### Your objective:
Copy, from the entries below, each line in which the string "JSON" appears.

START Task input

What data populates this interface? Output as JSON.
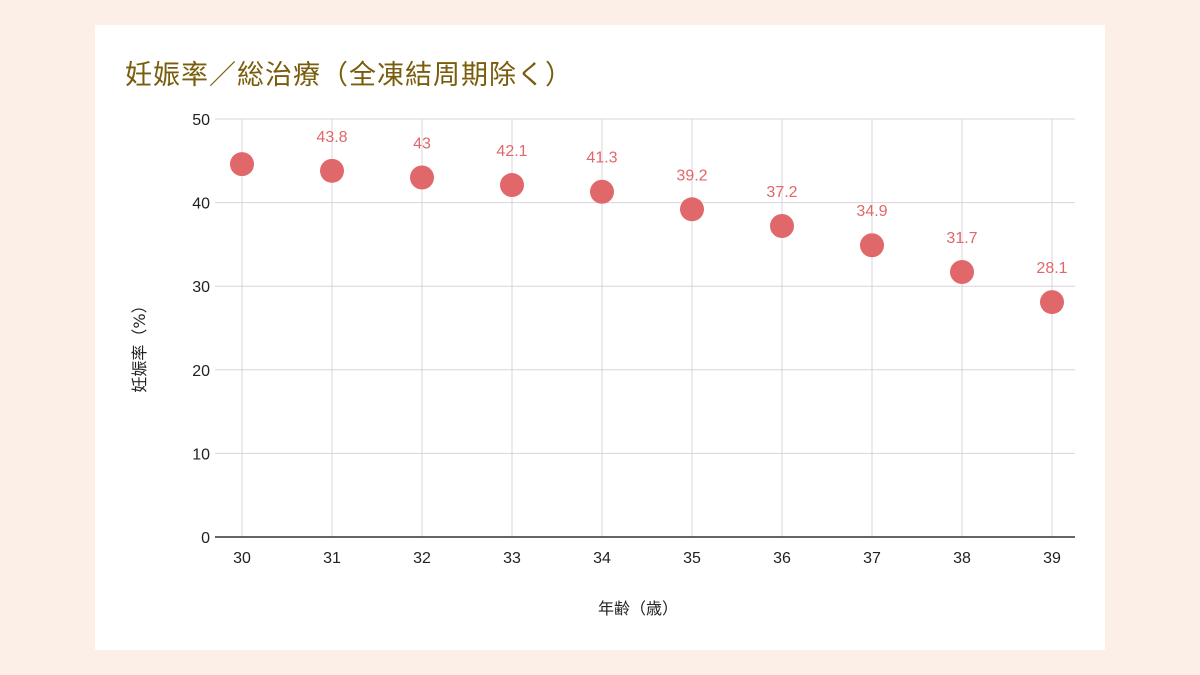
{
  "chart_data": {
    "type": "scatter",
    "title": "妊娠率／総治療（全凍結周期除く）",
    "xlabel": "年齢（歳）",
    "ylabel": "妊娠率（%）",
    "x": [
      30,
      31,
      32,
      33,
      34,
      35,
      36,
      37,
      38,
      39
    ],
    "y": [
      44.6,
      43.8,
      43,
      42.1,
      41.3,
      39.2,
      37.2,
      34.9,
      31.7,
      28.1
    ],
    "data_labels": [
      "",
      "43.8",
      "43",
      "42.1",
      "41.3",
      "39.2",
      "37.2",
      "34.9",
      "31.7",
      "28.1"
    ],
    "ylim": [
      0,
      50
    ],
    "yticks": [
      0,
      10,
      20,
      30,
      40,
      50
    ],
    "grid": true,
    "colors": {
      "marker": "#e0676a",
      "title": "#7a5d0c",
      "grid": "#d9d4dc"
    }
  }
}
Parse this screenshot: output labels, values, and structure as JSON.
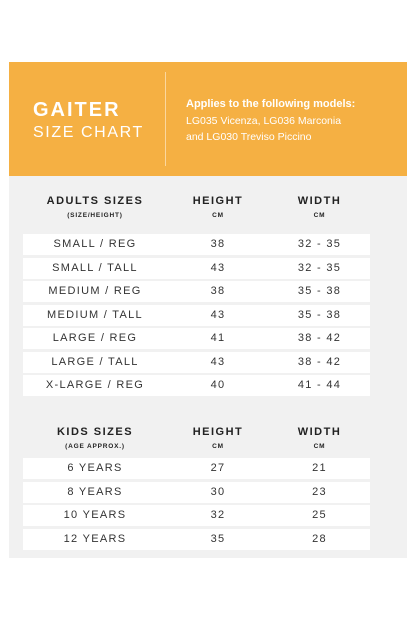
{
  "header": {
    "title": "GAITER",
    "subtitle": "SIZE CHART",
    "applies": "Applies to the following models:",
    "models_line1": "LG035 Vicenza, LG036 Marconia",
    "models_line2": "and LG030 Treviso Piccino",
    "accent_color": "#f5b043"
  },
  "adults": {
    "col1": "ADULTS SIZES",
    "col1_sub": "(SIZE/HEIGHT)",
    "col2": "HEIGHT",
    "col2_sub": "CM",
    "col3": "WIDTH",
    "col3_sub": "CM",
    "rows": [
      {
        "size": "SMALL / REG",
        "height": "38",
        "width": "32 - 35"
      },
      {
        "size": "SMALL / TALL",
        "height": "43",
        "width": "32 - 35"
      },
      {
        "size": "MEDIUM / REG",
        "height": "38",
        "width": "35 - 38"
      },
      {
        "size": "MEDIUM / TALL",
        "height": "43",
        "width": "35 - 38"
      },
      {
        "size": "LARGE / REG",
        "height": "41",
        "width": "38 - 42"
      },
      {
        "size": "LARGE / TALL",
        "height": "43",
        "width": "38 - 42"
      },
      {
        "size": "X-LARGE / REG",
        "height": "40",
        "width": "41 - 44"
      }
    ]
  },
  "kids": {
    "col1": "KIDS SIZES",
    "col1_sub": "(AGE APPROX.)",
    "col2": "HEIGHT",
    "col2_sub": "CM",
    "col3": "WIDTH",
    "col3_sub": "CM",
    "rows": [
      {
        "size": "6 YEARS",
        "height": "27",
        "width": "21"
      },
      {
        "size": "8 YEARS",
        "height": "30",
        "width": "23"
      },
      {
        "size": "10 YEARS",
        "height": "32",
        "width": "25"
      },
      {
        "size": "12 YEARS",
        "height": "35",
        "width": "28"
      }
    ]
  }
}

END Task input

### Solved problem:
What data populates this interface? Output as JSON.
Parse this screenshot: output labels, values, and structure as JSON.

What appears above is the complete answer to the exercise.